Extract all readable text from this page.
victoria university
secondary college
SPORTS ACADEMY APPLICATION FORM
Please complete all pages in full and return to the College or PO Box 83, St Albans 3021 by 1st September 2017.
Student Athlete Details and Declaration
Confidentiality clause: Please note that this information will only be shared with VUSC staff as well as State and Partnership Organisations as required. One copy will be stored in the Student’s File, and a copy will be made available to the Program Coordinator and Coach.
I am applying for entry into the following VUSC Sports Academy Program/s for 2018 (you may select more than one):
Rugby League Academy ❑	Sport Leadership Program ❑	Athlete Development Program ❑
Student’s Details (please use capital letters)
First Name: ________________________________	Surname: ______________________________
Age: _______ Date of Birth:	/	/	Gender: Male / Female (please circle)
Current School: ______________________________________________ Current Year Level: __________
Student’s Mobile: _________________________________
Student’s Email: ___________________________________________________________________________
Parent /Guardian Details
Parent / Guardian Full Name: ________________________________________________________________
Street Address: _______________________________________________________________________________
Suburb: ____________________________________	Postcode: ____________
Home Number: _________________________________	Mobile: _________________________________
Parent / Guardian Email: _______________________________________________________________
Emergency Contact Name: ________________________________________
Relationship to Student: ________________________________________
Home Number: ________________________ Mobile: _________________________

* INSTRUCTIONS FOR THE TASK
Repeat every line of the material exactly as given.

* ANSWER TO THIS TASK
Extract all readable text from this page.
victoria university
secondary college
SPORTS ACADEMY APPLICATION FORM
Please complete all pages in full and return to the College or PO Box 83, St Albans 3021 by 1st September 2017.
Student Athlete Details and Declaration
Confidentiality clause: Please note that this information will only be shared with VUSC staff as well as State and Partnership Organisations as required. One copy will be stored in the Student’s File, and a copy will be made available to the Program Coordinator and Coach.
I am applying for entry into the following VUSC Sports Academy Program/s for 2018 (you may select more than one):
Rugby League Academy ❑	Sport Leadership Program ❑	Athlete Development Program ❑
Student’s Details (please use capital letters)
First Name: ________________________________	Surname: ______________________________
Age: _______ Date of Birth:	/	/	Gender: Male / Female (please circle)
Current School: ______________________________________________ Current Year Level: __________
Student’s Mobile: _________________________________
Student’s Email: ___________________________________________________________________________
Parent /Guardian Details
Parent / Guardian Full Name: ________________________________________________________________
Street Address: _______________________________________________________________________________
Suburb: ____________________________________	Postcode: ____________
Home Number: _________________________________	Mobile: _________________________________
Parent / Guardian Email: _______________________________________________________________
Emergency Contact Name: ________________________________________
Relationship to Student: ________________________________________
Home Number: ________________________ Mobile: _________________________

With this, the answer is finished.